Aim of the task: Without the pictures, can you quote each line below exactly?

○ ○ ○

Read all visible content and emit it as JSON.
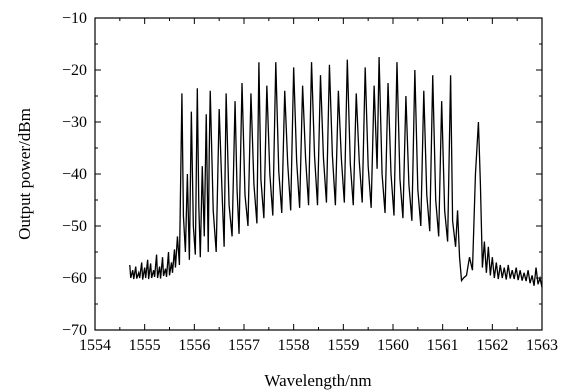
{
  "chart_data": {
    "type": "line",
    "title": "",
    "xlabel": "Wavelength/nm",
    "ylabel": "Output power/dBm",
    "xlim": [
      1554,
      1563
    ],
    "ylim": [
      -70,
      -10
    ],
    "xticks": [
      1554,
      1555,
      1556,
      1557,
      1558,
      1559,
      1560,
      1561,
      1562,
      1563
    ],
    "yticks": [
      -70,
      -60,
      -50,
      -40,
      -30,
      -20,
      -10
    ],
    "grid": false,
    "legend": "none",
    "series": [
      {
        "color": "#000000",
        "x": [
          1554.7,
          1554.72,
          1554.76,
          1554.78,
          1554.82,
          1554.84,
          1554.88,
          1554.9,
          1554.94,
          1554.96,
          1555.0,
          1555.02,
          1555.06,
          1555.08,
          1555.12,
          1555.14,
          1555.18,
          1555.2,
          1555.24,
          1555.26,
          1555.3,
          1555.32,
          1555.36,
          1555.38,
          1555.42,
          1555.44,
          1555.48,
          1555.5,
          1555.54,
          1555.56,
          1555.6,
          1555.62,
          1555.66,
          1555.7,
          1555.75,
          1555.78,
          1555.82,
          1555.86,
          1555.9,
          1555.94,
          1555.98,
          1556.02,
          1556.06,
          1556.09,
          1556.12,
          1556.16,
          1556.2,
          1556.24,
          1556.28,
          1556.3,
          1556.32,
          1556.38,
          1556.44,
          1556.5,
          1556.56,
          1556.6,
          1556.64,
          1556.7,
          1556.76,
          1556.82,
          1556.86,
          1556.9,
          1556.96,
          1557.02,
          1557.08,
          1557.14,
          1557.2,
          1557.26,
          1557.3,
          1557.34,
          1557.4,
          1557.46,
          1557.52,
          1557.58,
          1557.64,
          1557.7,
          1557.76,
          1557.82,
          1557.88,
          1557.94,
          1558.0,
          1558.06,
          1558.12,
          1558.18,
          1558.24,
          1558.3,
          1558.36,
          1558.42,
          1558.48,
          1558.54,
          1558.6,
          1558.66,
          1558.72,
          1558.78,
          1558.84,
          1558.9,
          1558.96,
          1559.02,
          1559.08,
          1559.14,
          1559.2,
          1559.26,
          1559.32,
          1559.38,
          1559.44,
          1559.5,
          1559.56,
          1559.62,
          1559.68,
          1559.72,
          1559.78,
          1559.84,
          1559.9,
          1559.96,
          1560.02,
          1560.08,
          1560.14,
          1560.2,
          1560.26,
          1560.32,
          1560.38,
          1560.44,
          1560.5,
          1560.56,
          1560.62,
          1560.68,
          1560.74,
          1560.8,
          1560.86,
          1560.92,
          1560.98,
          1561.04,
          1561.1,
          1561.16,
          1561.2,
          1561.26,
          1561.3,
          1561.34,
          1561.38,
          1561.42,
          1561.48,
          1561.54,
          1561.6,
          1561.66,
          1561.72,
          1561.76,
          1561.8,
          1561.84,
          1561.88,
          1561.92,
          1561.96,
          1562.0,
          1562.04,
          1562.08,
          1562.12,
          1562.16,
          1562.2,
          1562.24,
          1562.28,
          1562.32,
          1562.36,
          1562.4,
          1562.44,
          1562.48,
          1562.52,
          1562.56,
          1562.6,
          1562.64,
          1562.68,
          1562.72,
          1562.76,
          1562.8,
          1562.84,
          1562.88,
          1562.92,
          1562.96,
          1563.0
        ],
        "y": [
          -57.5,
          -60.0,
          -58.5,
          -60.2,
          -57.8,
          -60.1,
          -59.0,
          -60.0,
          -57.0,
          -60.3,
          -58.0,
          -60.0,
          -56.5,
          -60.2,
          -57.2,
          -60.0,
          -58.5,
          -59.8,
          -55.5,
          -60.0,
          -57.8,
          -60.1,
          -56.0,
          -59.6,
          -58.2,
          -59.8,
          -55.0,
          -59.5,
          -57.0,
          -59.0,
          -54.5,
          -58.0,
          -52.0,
          -57.5,
          -24.5,
          -48.0,
          -55.0,
          -40.0,
          -56.5,
          -28.0,
          -50.0,
          -55.5,
          -23.5,
          -46.0,
          -56.0,
          -38.5,
          -52.0,
          -28.5,
          -55.0,
          -36.0,
          -24.0,
          -47.0,
          -55.0,
          -27.5,
          -44.0,
          -54.0,
          -24.5,
          -46.0,
          -52.0,
          -26.0,
          -43.0,
          -51.5,
          -22.5,
          -44.0,
          -50.0,
          -24.5,
          -42.0,
          -49.5,
          -18.5,
          -41.0,
          -48.5,
          -23.0,
          -40.0,
          -48.0,
          -18.5,
          -39.5,
          -47.5,
          -24.0,
          -38.0,
          -47.0,
          -19.5,
          -37.5,
          -46.5,
          -23.0,
          -37.0,
          -46.0,
          -18.5,
          -36.5,
          -46.0,
          -21.0,
          -37.0,
          -45.5,
          -19.0,
          -36.5,
          -46.0,
          -24.0,
          -37.0,
          -45.5,
          -18.0,
          -38.0,
          -46.0,
          -24.5,
          -37.5,
          -45.5,
          -19.5,
          -38.5,
          -46.5,
          -23.0,
          -39.0,
          -17.5,
          -40.0,
          -47.5,
          -22.5,
          -40.0,
          -48.0,
          -18.5,
          -41.0,
          -48.5,
          -25.0,
          -42.0,
          -49.0,
          -20.0,
          -43.0,
          -50.0,
          -24.0,
          -44.0,
          -51.0,
          -21.0,
          -45.0,
          -52.0,
          -26.0,
          -47.0,
          -53.0,
          -21.0,
          -49.0,
          -54.0,
          -47.0,
          -56.0,
          -60.5,
          -60.0,
          -59.5,
          -56.0,
          -58.5,
          -40.0,
          -30.0,
          -42.0,
          -58.0,
          -53.0,
          -59.0,
          -54.0,
          -59.5,
          -56.0,
          -60.0,
          -57.0,
          -60.2,
          -57.5,
          -60.0,
          -58.0,
          -60.3,
          -57.5,
          -60.1,
          -58.5,
          -60.2,
          -58.0,
          -60.4,
          -58.5,
          -60.5,
          -59.0,
          -60.6,
          -58.5,
          -61.0,
          -59.5,
          -61.5,
          -58.0,
          -61.2,
          -60.0,
          -61.8
        ]
      }
    ]
  }
}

○ ○ ○

The reply:
Read all visible content and emit it as JSON.
{
  "chart_data": {
    "type": "line",
    "title": "",
    "xlabel": "Wavelength/nm",
    "ylabel": "Output power/dBm",
    "xlim": [
      1554,
      1563
    ],
    "ylim": [
      -70,
      -10
    ],
    "xticks": [
      1554,
      1555,
      1556,
      1557,
      1558,
      1559,
      1560,
      1561,
      1562,
      1563
    ],
    "yticks": [
      -70,
      -60,
      -50,
      -40,
      -30,
      -20,
      -10
    ],
    "grid": false,
    "legend": "none",
    "series": [
      {
        "color": "#000000",
        "x": [
          1554.7,
          1554.72,
          1554.76,
          1554.78,
          1554.82,
          1554.84,
          1554.88,
          1554.9,
          1554.94,
          1554.96,
          1555.0,
          1555.02,
          1555.06,
          1555.08,
          1555.12,
          1555.14,
          1555.18,
          1555.2,
          1555.24,
          1555.26,
          1555.3,
          1555.32,
          1555.36,
          1555.38,
          1555.42,
          1555.44,
          1555.48,
          1555.5,
          1555.54,
          1555.56,
          1555.6,
          1555.62,
          1555.66,
          1555.7,
          1555.75,
          1555.78,
          1555.82,
          1555.86,
          1555.9,
          1555.94,
          1555.98,
          1556.02,
          1556.06,
          1556.09,
          1556.12,
          1556.16,
          1556.2,
          1556.24,
          1556.28,
          1556.3,
          1556.32,
          1556.38,
          1556.44,
          1556.5,
          1556.56,
          1556.6,
          1556.64,
          1556.7,
          1556.76,
          1556.82,
          1556.86,
          1556.9,
          1556.96,
          1557.02,
          1557.08,
          1557.14,
          1557.2,
          1557.26,
          1557.3,
          1557.34,
          1557.4,
          1557.46,
          1557.52,
          1557.58,
          1557.64,
          1557.7,
          1557.76,
          1557.82,
          1557.88,
          1557.94,
          1558.0,
          1558.06,
          1558.12,
          1558.18,
          1558.24,
          1558.3,
          1558.36,
          1558.42,
          1558.48,
          1558.54,
          1558.6,
          1558.66,
          1558.72,
          1558.78,
          1558.84,
          1558.9,
          1558.96,
          1559.02,
          1559.08,
          1559.14,
          1559.2,
          1559.26,
          1559.32,
          1559.38,
          1559.44,
          1559.5,
          1559.56,
          1559.62,
          1559.68,
          1559.72,
          1559.78,
          1559.84,
          1559.9,
          1559.96,
          1560.02,
          1560.08,
          1560.14,
          1560.2,
          1560.26,
          1560.32,
          1560.38,
          1560.44,
          1560.5,
          1560.56,
          1560.62,
          1560.68,
          1560.74,
          1560.8,
          1560.86,
          1560.92,
          1560.98,
          1561.04,
          1561.1,
          1561.16,
          1561.2,
          1561.26,
          1561.3,
          1561.34,
          1561.38,
          1561.42,
          1561.48,
          1561.54,
          1561.6,
          1561.66,
          1561.72,
          1561.76,
          1561.8,
          1561.84,
          1561.88,
          1561.92,
          1561.96,
          1562.0,
          1562.04,
          1562.08,
          1562.12,
          1562.16,
          1562.2,
          1562.24,
          1562.28,
          1562.32,
          1562.36,
          1562.4,
          1562.44,
          1562.48,
          1562.52,
          1562.56,
          1562.6,
          1562.64,
          1562.68,
          1562.72,
          1562.76,
          1562.8,
          1562.84,
          1562.88,
          1562.92,
          1562.96,
          1563.0
        ],
        "y": [
          -57.5,
          -60.0,
          -58.5,
          -60.2,
          -57.8,
          -60.1,
          -59.0,
          -60.0,
          -57.0,
          -60.3,
          -58.0,
          -60.0,
          -56.5,
          -60.2,
          -57.2,
          -60.0,
          -58.5,
          -59.8,
          -55.5,
          -60.0,
          -57.8,
          -60.1,
          -56.0,
          -59.6,
          -58.2,
          -59.8,
          -55.0,
          -59.5,
          -57.0,
          -59.0,
          -54.5,
          -58.0,
          -52.0,
          -57.5,
          -24.5,
          -48.0,
          -55.0,
          -40.0,
          -56.5,
          -28.0,
          -50.0,
          -55.5,
          -23.5,
          -46.0,
          -56.0,
          -38.5,
          -52.0,
          -28.5,
          -55.0,
          -36.0,
          -24.0,
          -47.0,
          -55.0,
          -27.5,
          -44.0,
          -54.0,
          -24.5,
          -46.0,
          -52.0,
          -26.0,
          -43.0,
          -51.5,
          -22.5,
          -44.0,
          -50.0,
          -24.5,
          -42.0,
          -49.5,
          -18.5,
          -41.0,
          -48.5,
          -23.0,
          -40.0,
          -48.0,
          -18.5,
          -39.5,
          -47.5,
          -24.0,
          -38.0,
          -47.0,
          -19.5,
          -37.5,
          -46.5,
          -23.0,
          -37.0,
          -46.0,
          -18.5,
          -36.5,
          -46.0,
          -21.0,
          -37.0,
          -45.5,
          -19.0,
          -36.5,
          -46.0,
          -24.0,
          -37.0,
          -45.5,
          -18.0,
          -38.0,
          -46.0,
          -24.5,
          -37.5,
          -45.5,
          -19.5,
          -38.5,
          -46.5,
          -23.0,
          -39.0,
          -17.5,
          -40.0,
          -47.5,
          -22.5,
          -40.0,
          -48.0,
          -18.5,
          -41.0,
          -48.5,
          -25.0,
          -42.0,
          -49.0,
          -20.0,
          -43.0,
          -50.0,
          -24.0,
          -44.0,
          -51.0,
          -21.0,
          -45.0,
          -52.0,
          -26.0,
          -47.0,
          -53.0,
          -21.0,
          -49.0,
          -54.0,
          -47.0,
          -56.0,
          -60.5,
          -60.0,
          -59.5,
          -56.0,
          -58.5,
          -40.0,
          -30.0,
          -42.0,
          -58.0,
          -53.0,
          -59.0,
          -54.0,
          -59.5,
          -56.0,
          -60.0,
          -57.0,
          -60.2,
          -57.5,
          -60.0,
          -58.0,
          -60.3,
          -57.5,
          -60.1,
          -58.5,
          -60.2,
          -58.0,
          -60.4,
          -58.5,
          -60.5,
          -59.0,
          -60.6,
          -58.5,
          -61.0,
          -59.5,
          -61.5,
          -58.0,
          -61.2,
          -60.0,
          -61.8
        ]
      }
    ]
  }
}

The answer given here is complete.